WHAT IS REQUIRED: Pictures aside, quote the whole listing exactly.
## Begin MATERIAL TO PROCESS
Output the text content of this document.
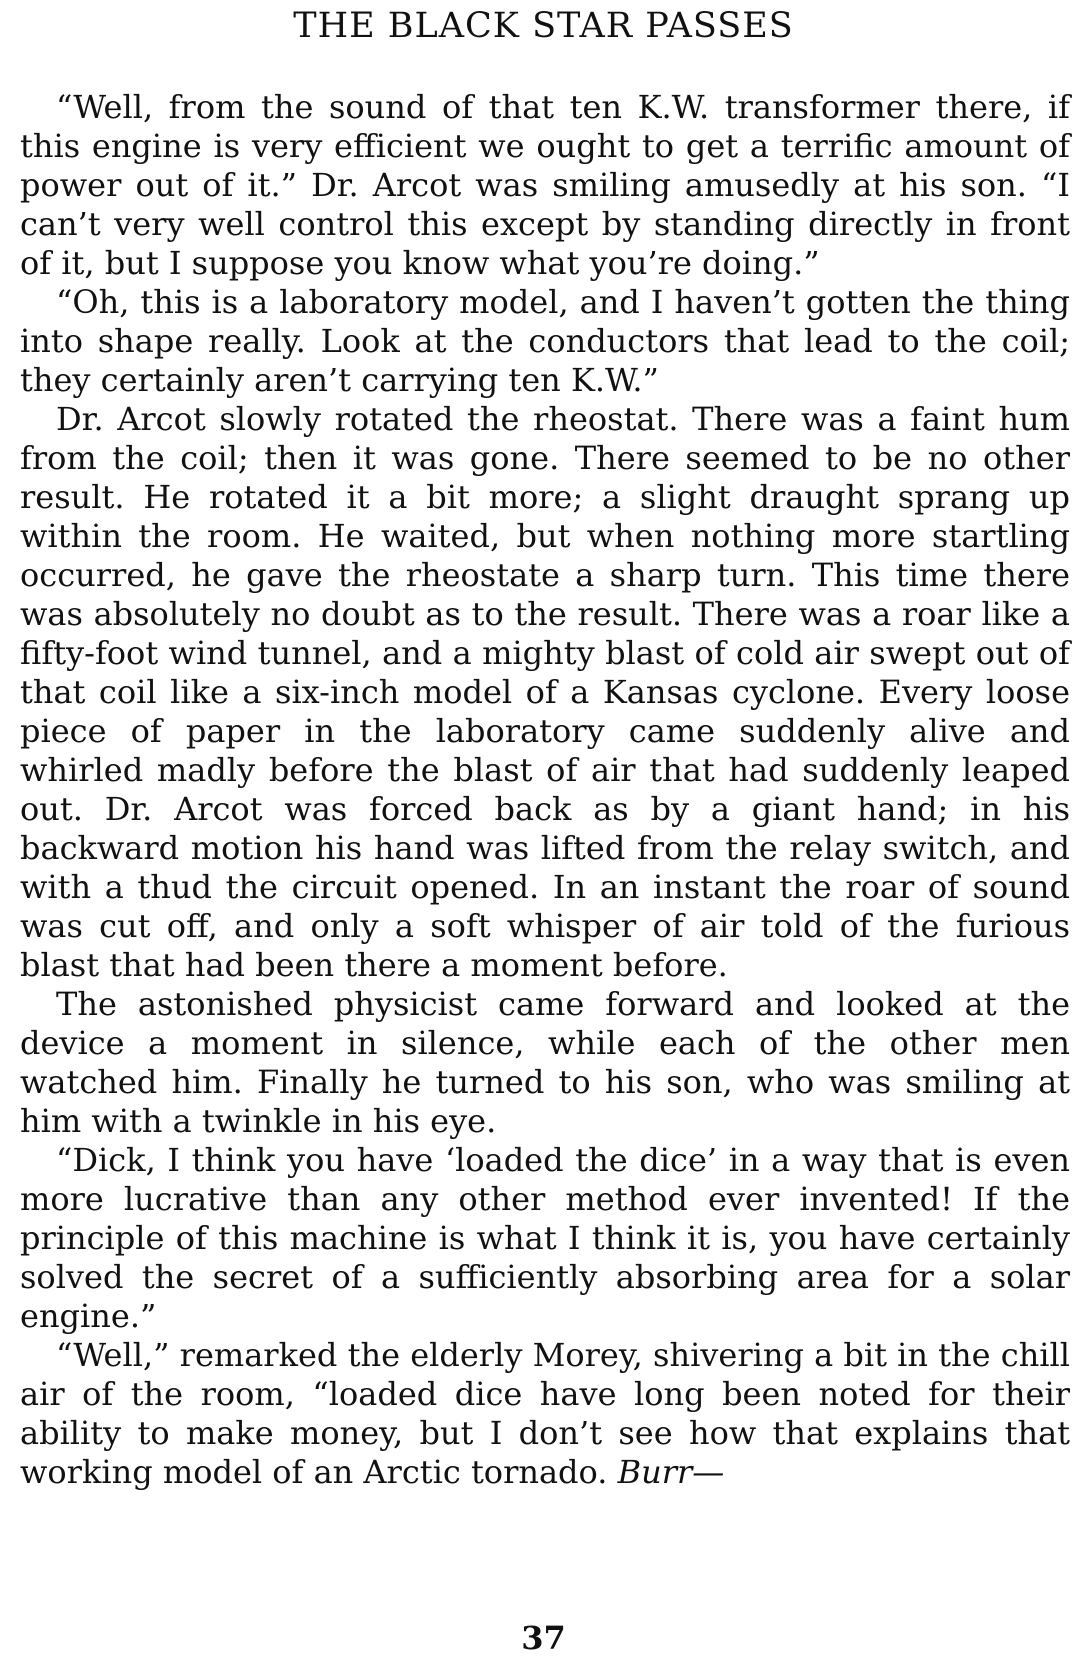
THE BLACK STAR PASSES

“Well, from the sound of that ten K.W. transformer there, if this engine is very efficient we ought to get a terrific amount of power out of it.” Dr. Arcot was smiling amusedly at his son. “I can’t very well control this except by standing directly in front of it, but I suppose you know what you’re doing.”

“Oh, this is a laboratory model, and I haven’t gotten the thing into shape really. Look at the conductors that lead to the coil; they certainly aren’t carrying ten K.W.”

Dr. Arcot slowly rotated the rheostat. There was a faint hum from the coil; then it was gone. There seemed to be no other result. He rotated it a bit more; a slight draught sprang up within the room. He waited, but when nothing more startling occurred, he gave the rheostate a sharp turn. This time there was absolutely no doubt as to the result. There was a roar like a fifty-foot wind tunnel, and a mighty blast of cold air swept out of that coil like a six-inch model of a Kansas cyclone. Every loose piece of paper in the laboratory came suddenly alive and whirled madly before the blast of air that had suddenly leaped out. Dr. Arcot was forced back as by a giant hand; in his backward motion his hand was lifted from the relay switch, and with a thud the circuit opened. In an instant the roar of sound was cut off, and only a soft whisper of air told of the furious blast that had been there a moment before.

The astonished physicist came forward and looked at the device a moment in silence, while each of the other men watched him. Finally he turned to his son, who was smiling at him with a twinkle in his eye.

“Dick, I think you have ‘loaded the dice’ in a way that is even more lucrative than any other method ever invented! If the principle of this machine is what I think it is, you have certainly solved the secret of a sufficiently absorbing area for a solar engine.”

“Well,” remarked the elderly Morey, shivering a bit in the chill air of the room, “loaded dice have long been noted for their ability to make money, but I don’t see how that explains that working model of an Arctic tornado. Burr—

37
## End MATERIAL TO PROCESS
SOLUTION TO THIS TASK:
Output the text content of this document.
THE BLACK STAR PASSES

“Well, from the sound of that ten K.W. transformer there, if this engine is very efficient we ought to get a terrific amount of power out of it.” Dr. Arcot was smiling amusedly at his son. “I can’t very well control this except by standing directly in front of it, but I suppose you know what you’re doing.”

“Oh, this is a laboratory model, and I haven’t gotten the thing into shape really. Look at the conductors that lead to the coil; they certainly aren’t carrying ten K.W.”

Dr. Arcot slowly rotated the rheostat. There was a faint hum from the coil; then it was gone. There seemed to be no other result. He rotated it a bit more; a slight draught sprang up within the room. He waited, but when nothing more startling occurred, he gave the rheostate a sharp turn. This time there was absolutely no doubt as to the result. There was a roar like a fifty-foot wind tunnel, and a mighty blast of cold air swept out of that coil like a six-inch model of a Kansas cyclone. Every loose piece of paper in the laboratory came suddenly alive and whirled madly before the blast of air that had suddenly leaped out. Dr. Arcot was forced back as by a giant hand; in his backward motion his hand was lifted from the relay switch, and with a thud the circuit opened. In an instant the roar of sound was cut off, and only a soft whisper of air told of the furious blast that had been there a moment before.

The astonished physicist came forward and looked at the device a moment in silence, while each of the other men watched him. Finally he turned to his son, who was smiling at him with a twinkle in his eye.

“Dick, I think you have ‘loaded the dice’ in a way that is even more lucrative than any other method ever invented! If the principle of this machine is what I think it is, you have certainly solved the secret of a sufficiently absorbing area for a solar engine.”

“Well,” remarked the elderly Morey, shivering a bit in the chill air of the room, “loaded dice have long been noted for their ability to make money, but I don’t see how that explains that working model of an Arctic tornado. Burr—

37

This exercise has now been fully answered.